Saved data entries:
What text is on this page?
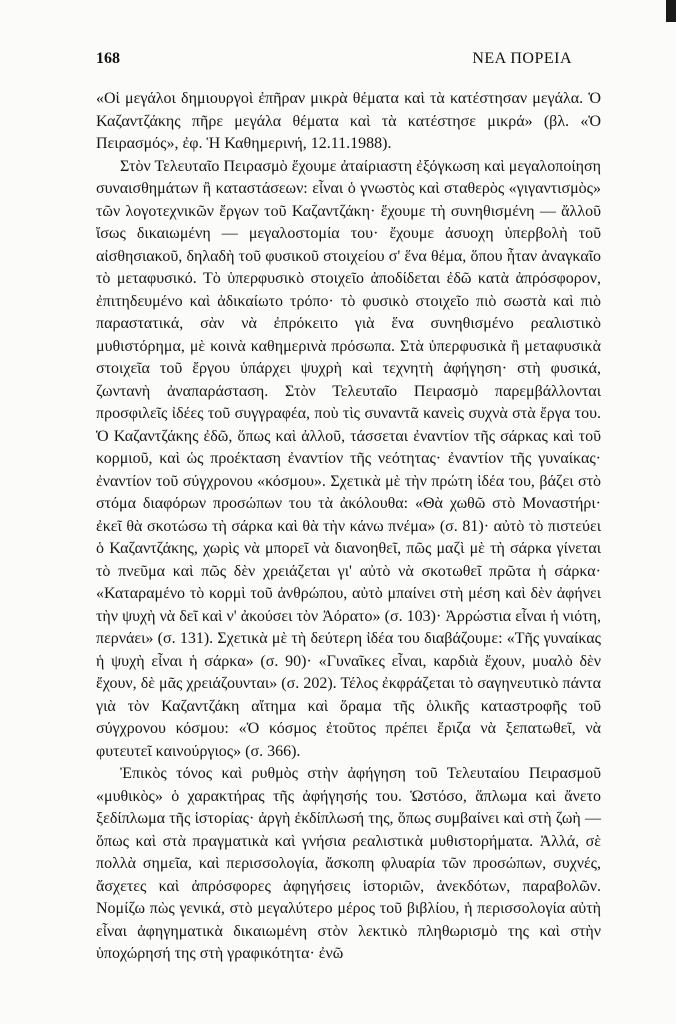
168	ΝΕΑ ΠΟΡΕΙΑ

«Οἱ μεγάλοι δημιουργοὶ ἐπῆραν μικρὰ θέματα καὶ τὰ κατέστησαν μεγάλα. Ὁ Καζαντζάκης πῆρε μεγάλα θέματα καὶ τὰ κατέστησε μικρά» (βλ. «Ὁ Πειρασμός», ἐφ. Ἡ Καθημερινή, 12.11.1988).

Στὸν Τελευταῖο Πειρασμὸ ἔχουμε ἀταίριαστη ἐξόγκωση καὶ μεγαλοποίηση συναισθημάτων ἢ καταστάσεων: εἶναι ὁ γνωστὸς καὶ σταθερὸς «γιγαντισμὸς» τῶν λογοτεχνικῶν ἔργων τοῦ Καζαντζάκη· ἔχουμε τὴ συνηθισμένη — ἄλλοῦ ἴσως δικαιωμένη — μεγαλοστομία του· ἔχουμε ἀσυοχη ὑπερβολὴ τοῦ αἰσθησιακοῦ, δηλαδὴ τοῦ φυσικοῦ στοιχείου σ' ἕνα θέμα, ὅπου ἦταν ἀναγκαῖο τὸ μεταφυσικό. Τὸ ὑπερφυσικὸ στοιχεῖο ἀποδίδεται ἐδῶ κατὰ ἀπρόσφορον, ἐπιτηδευμένο καὶ ἀδικαίωτο τρόπο· τὸ φυσικὸ στοιχεῖο πιὸ σωστὰ καὶ πιὸ παραστατικά, σὰν νὰ ἐπρόκειτο γιὰ ἕνα συνηθισμένο ρεαλιστικὸ μυθιστόρημα, μὲ κοινὰ καθημερινὰ πρόσωπα. Στὰ ὑπερφυσικὰ ἢ μεταφυσικὰ στοιχεῖα τοῦ ἔργου ὑπάρχει ψυχρὴ καὶ τεχνητὴ ἀφήγηση· στὴ φυσικά, ζωντανὴ ἀναπαράσταση. Στὸν Τελευταῖο Πειρασμὸ παρεμβάλλονται προσφιλεῖς ἰδέες τοῦ συγγραφέα, ποὺ τὶς συναντᾶ κανεὶς συχνὰ στὰ ἔργα του. Ὁ Καζαντζάκης ἐδῶ, ὅπως καὶ ἀλλοῦ, τάσσεται ἐναντίον τῆς σάρκας καὶ τοῦ κορμιοῦ, καὶ ὡς προέκταση ἐναντίον τῆς νεότητας· ἐναντίον τῆς γυναίκας· ἐναντίον τοῦ σύγχρονου «κόσμου». Σχετικὰ μὲ τὴν πρώτη ἰδέα του, βάζει στὸ στόμα διαφόρων προσώπων του τὰ ἀκόλουθα: «Θὰ χωθῶ στὸ Μοναστήρι· ἐκεῖ θὰ σκοτώσω τὴ σάρκα καὶ θὰ τὴν κάνω πνέμα» (σ. 81)· αὐτὸ τὸ πιστεύει ὁ Καζαντζάκης, χωρὶς νὰ μπορεῖ νὰ διανοηθεῖ, πῶς μαζὶ μὲ τὴ σάρκα γίνεται τὸ πνεῦμα καὶ πῶς δὲν χρειάζεται γι' αὐτὸ νὰ σκοτωθεῖ πρῶτα ἡ σάρκα· «Καταραμένο τὸ κορμὶ τοῦ ἀνθρώπου, αὐτὸ μπαίνει στὴ μέση καὶ δὲν ἀφήνει τὴν ψυχὴ νὰ δεῖ καὶ ν' ἀκούσει τὸν Ἀόρατο» (σ. 103)· Ἀρρώστια εἶναι ἡ νιότη, περνάει» (σ. 131). Σχετικὰ μὲ τὴ δεύτερη ἰδέα του διαβάζουμε: «Τῆς γυναίκας ἡ ψυχὴ εἶναι ἡ σάρκα» (σ. 90)· «Γυναῖκες εἶναι, καρδιὰ ἔχουν, μυαλὸ δὲν ἔχουν, δὲ μᾶς χρειάζουνται» (σ. 202). Τέλος ἐκφράζεται τὸ σαγηνευτικὸ πάντα γιὰ τὸν Καζαντζάκη αἴτημα καὶ ὅραμα τῆς ὁλικῆς καταστροφῆς τοῦ σύγχρονου κόσμου: «Ὁ κόσμος ἐτοῦτος πρέπει ἔριζα νὰ ξεπατωθεῖ, νὰ φυτευτεῖ καινούργιος» (σ. 366).

Ἐπικὸς τόνος καὶ ρυθμὸς στὴν ἀφήγηση τοῦ Τελευταίου Πειρασμοῦ «μυθικὸς» ὁ χαρακτήρας τῆς ἀφήγησής του. Ὡστόσο, ἅπλωμα καὶ ἄνετο ξεδίπλωμα τῆς ἱστορίας· ἀργὴ ἐκδίπλωσή της, ὅπως συμβαίνει καὶ στὴ ζωὴ — ὅπως καὶ στὰ πραγματικὰ καὶ γνήσια ρεαλιστικὰ μυθιστορήματα. Ἀλλά, σὲ πολλὰ σημεῖα, καὶ περισσολογία, ἄσκοπη φλυαρία τῶν προσώπων, συχνές, ἄσχετες καὶ ἀπρόσφορες ἀφηγήσεις ἱστοριῶν, ἀνεκδότων, παραβολῶν. Νομίζω πὼς γενικά, στὸ μεγαλύτερο μέρος τοῦ βιβλίου, ἡ περισσολογία αὐτὴ εἶναι ἀφηγηματικὰ δικαιωμένη στὸν λεκτικὸ πληθωρισμὸ της καὶ στὴν ὑποχώρησή της στὴ γραφικότητα· ἐνῶ
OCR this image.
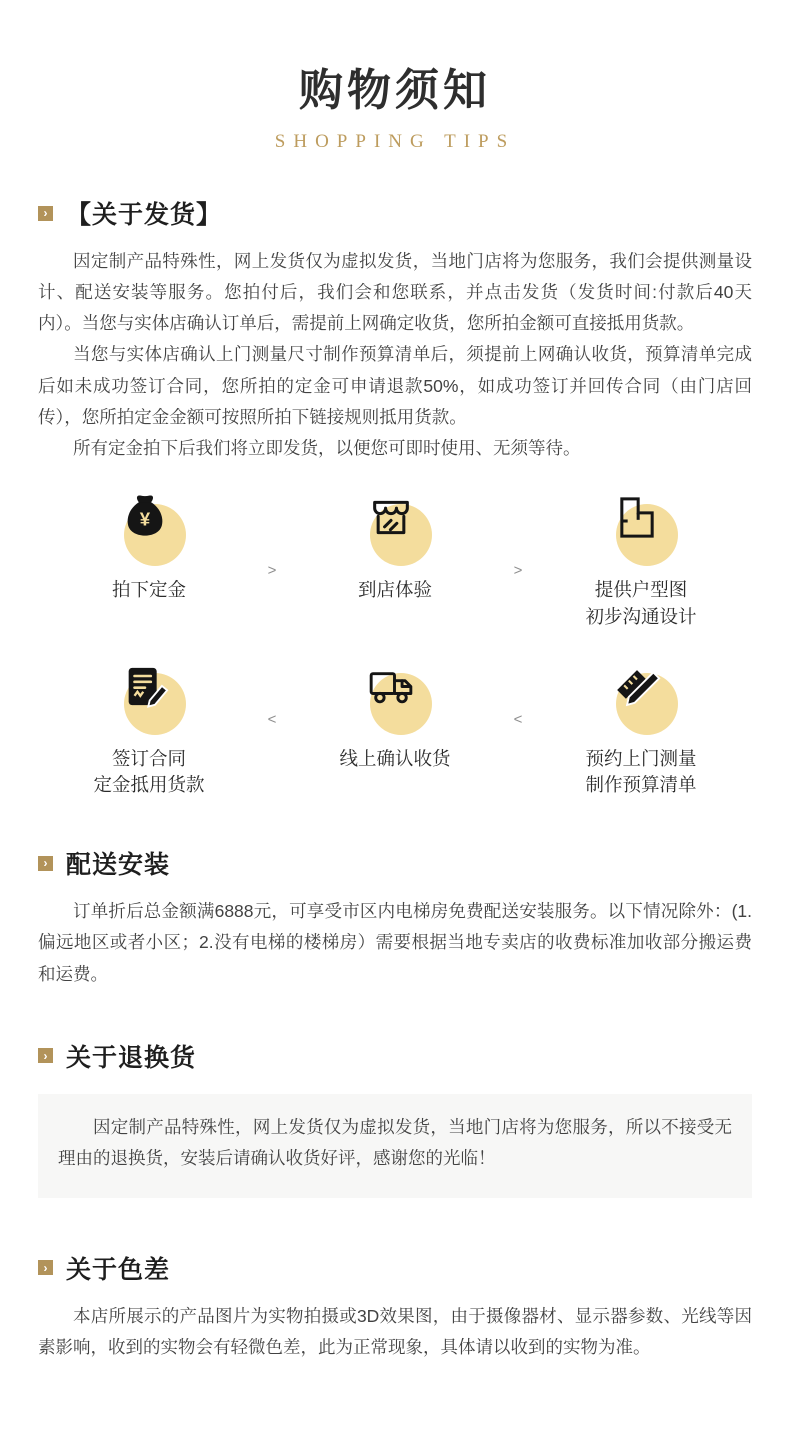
购物须知
SHOPPING TIPS
› 【关于发货】

因定制产品特殊性，网上发货仅为虚拟发货，当地门店将为您服务，我们会提供测量设计、配送安装等服务。您拍付后，我们会和您联系，并点击发货（发货时间:付款后40天内）。当您与实体店确认订单后，需提前上网确定收货，您所拍金额可直接抵用货款。

当您与实体店确认上门测量尺寸制作预算清单后，须提前上网确认收货，预算清单完成后如未成功签订合同，您所拍的定金可申请退款50%，如成功签订并回传合同（由门店回传），您所拍定金金额可按照所拍下链接规则抵用货款。

所有定金拍下后我们将立即发货，以便您可即时使用、无须等待。

¥
拍下定金
>
到店体验
>
提供户型图
初步沟通设计
签订合同
定金抵用货款
<
线上确认收货
<
预约上门测量
制作预算清单
› 配送安装

订单折后总金额满6888元，可享受市区内电梯房免费配送安装服务。以下情况除外：(1.偏远地区或者小区；2.没有电梯的楼梯房）需要根据当地专卖店的收费标准加收部分搬运费和运费。

› 关于退换货

因定制产品特殊性，网上发货仅为虚拟发货，当地门店将为您服务，所以不接受无理由的退换货，安装后请确认收货好评，感谢您的光临！

› 关于色差

本店所展示的产品图片为实物拍摄或3D效果图，由于摄像器材、显示器参数、光线等因素影响，收到的实物会有轻微色差，此为正常现象，具体请以收到的实物为准。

> GOAL OF THE EXERCISE:
Quote the material in full and exactly; do not carry over its pictures.

> FINAL ANSWER:
What text is on this page?
168	ΝΕΑ ΠΟΡΕΙΑ

«Οἱ μεγάλοι δημιουργοὶ ἐπῆραν μικρὰ θέματα καὶ τὰ κατέστησαν μεγάλα. Ὁ Καζαντζάκης πῆρε μεγάλα θέματα καὶ τὰ κατέστησε μικρά» (βλ. «Ὁ Πειρασμός», ἐφ. Ἡ Καθημερινή, 12.11.1988).

Στὸν Τελευταῖο Πειρασμὸ ἔχουμε ἀταίριαστη ἐξόγκωση καὶ μεγαλοποίηση συναισθημάτων ἢ καταστάσεων: εἶναι ὁ γνωστὸς καὶ σταθερὸς «γιγαντισμὸς» τῶν λογοτεχνικῶν ἔργων τοῦ Καζαντζάκη· ἔχουμε τὴ συνηθισμένη — ἄλλοῦ ἴσως δικαιωμένη — μεγαλοστομία του· ἔχουμε ἀσυοχη ὑπερβολὴ τοῦ αἰσθησιακοῦ, δηλαδὴ τοῦ φυσικοῦ στοιχείου σ' ἕνα θέμα, ὅπου ἦταν ἀναγκαῖο τὸ μεταφυσικό. Τὸ ὑπερφυσικὸ στοιχεῖο ἀποδίδεται ἐδῶ κατὰ ἀπρόσφορον, ἐπιτηδευμένο καὶ ἀδικαίωτο τρόπο· τὸ φυσικὸ στοιχεῖο πιὸ σωστὰ καὶ πιὸ παραστατικά, σὰν νὰ ἐπρόκειτο γιὰ ἕνα συνηθισμένο ρεαλιστικὸ μυθιστόρημα, μὲ κοινὰ καθημερινὰ πρόσωπα. Στὰ ὑπερφυσικὰ ἢ μεταφυσικὰ στοιχεῖα τοῦ ἔργου ὑπάρχει ψυχρὴ καὶ τεχνητὴ ἀφήγηση· στὴ φυσικά, ζωντανὴ ἀναπαράσταση. Στὸν Τελευταῖο Πειρασμὸ παρεμβάλλονται προσφιλεῖς ἰδέες τοῦ συγγραφέα, ποὺ τὶς συναντᾶ κανεὶς συχνὰ στὰ ἔργα του. Ὁ Καζαντζάκης ἐδῶ, ὅπως καὶ ἀλλοῦ, τάσσεται ἐναντίον τῆς σάρκας καὶ τοῦ κορμιοῦ, καὶ ὡς προέκταση ἐναντίον τῆς νεότητας· ἐναντίον τῆς γυναίκας· ἐναντίον τοῦ σύγχρονου «κόσμου». Σχετικὰ μὲ τὴν πρώτη ἰδέα του, βάζει στὸ στόμα διαφόρων προσώπων του τὰ ἀκόλουθα: «Θὰ χωθῶ στὸ Μοναστήρι· ἐκεῖ θὰ σκοτώσω τὴ σάρκα καὶ θὰ τὴν κάνω πνέμα» (σ. 81)· αὐτὸ τὸ πιστεύει ὁ Καζαντζάκης, χωρὶς νὰ μπορεῖ νὰ διανοηθεῖ, πῶς μαζὶ μὲ τὴ σάρκα γίνεται τὸ πνεῦμα καὶ πῶς δὲν χρειάζεται γι' αὐτὸ νὰ σκοτωθεῖ πρῶτα ἡ σάρκα· «Καταραμένο τὸ κορμὶ τοῦ ἀνθρώπου, αὐτὸ μπαίνει στὴ μέση καὶ δὲν ἀφήνει τὴν ψυχὴ νὰ δεῖ καὶ ν' ἀκούσει τὸν Ἀόρατο» (σ. 103)· Ἀρρώστια εἶναι ἡ νιότη, περνάει» (σ. 131). Σχετικὰ μὲ τὴ δεύτερη ἰδέα του διαβάζουμε: «Τῆς γυναίκας ἡ ψυχὴ εἶναι ἡ σάρκα» (σ. 90)· «Γυναῖκες εἶναι, καρδιὰ ἔχουν, μυαλὸ δὲν ἔχουν, δὲ μᾶς χρειάζουνται» (σ. 202). Τέλος ἐκφράζεται τὸ σαγηνευτικὸ πάντα γιὰ τὸν Καζαντζάκη αἴτημα καὶ ὅραμα τῆς ὁλικῆς καταστροφῆς τοῦ σύγχρονου κόσμου: «Ὁ κόσμος ἐτοῦτος πρέπει ἔριζα νὰ ξεπατωθεῖ, νὰ φυτευτεῖ καινούργιος» (σ. 366).

Ἐπικὸς τόνος καὶ ρυθμὸς στὴν ἀφήγηση τοῦ Τελευταίου Πειρασμοῦ «μυθικὸς» ὁ χαρακτήρας τῆς ἀφήγησής του. Ὡστόσο, ἅπλωμα καὶ ἄνετο ξεδίπλωμα τῆς ἱστορίας· ἀργὴ ἐκδίπλωσή της, ὅπως συμβαίνει καὶ στὴ ζωὴ — ὅπως καὶ στὰ πραγματικὰ καὶ γνήσια ρεαλιστικὰ μυθιστορήματα. Ἀλλά, σὲ πολλὰ σημεῖα, καὶ περισσολογία, ἄσκοπη φλυαρία τῶν προσώπων, συχνές, ἄσχετες καὶ ἀπρόσφορες ἀφηγήσεις ἱστοριῶν, ἀνεκδότων, παραβολῶν. Νομίζω πὼς γενικά, στὸ μεγαλύτερο μέρος τοῦ βιβλίου, ἡ περισσολογία αὐτὴ εἶναι ἀφηγηματικὰ δικαιωμένη στὸν λεκτικὸ πληθωρισμὸ της καὶ στὴν ὑποχώρησή της στὴ γραφικότητα· ἐνῶ
OCR this image.
购物须知
SHOPPING TIPS
› 【关于发货】

因定制产品特殊性，网上发货仅为虚拟发货，当地门店将为您服务，我们会提供测量设计、配送安装等服务。您拍付后，我们会和您联系，并点击发货（发货时间:付款后40天内）。当您与实体店确认订单后，需提前上网确定收货，您所拍金额可直接抵用货款。

当您与实体店确认上门测量尺寸制作预算清单后，须提前上网确认收货，预算清单完成后如未成功签订合同，您所拍的定金可申请退款50%，如成功签订并回传合同（由门店回传），您所拍定金金额可按照所拍下链接规则抵用货款。

所有定金拍下后我们将立即发货，以便您可即时使用、无须等待。

¥
拍下定金
>
到店体验
>
提供户型图
初步沟通设计
签订合同
定金抵用货款
<
线上确认收货
<
预约上门测量
制作预算清单
› 配送安装

订单折后总金额满6888元，可享受市区内电梯房免费配送安装服务。以下情况除外：(1.偏远地区或者小区；2.没有电梯的楼梯房）需要根据当地专卖店的收费标准加收部分搬运费和运费。

› 关于退换货

因定制产品特殊性，网上发货仅为虚拟发货，当地门店将为您服务，所以不接受无理由的退换货，安装后请确认收货好评，感谢您的光临！

› 关于色差

本店所展示的产品图片为实物拍摄或3D效果图，由于摄像器材、显示器参数、光线等因素影响，收到的实物会有轻微色差，此为正常现象，具体请以收到的实物为准。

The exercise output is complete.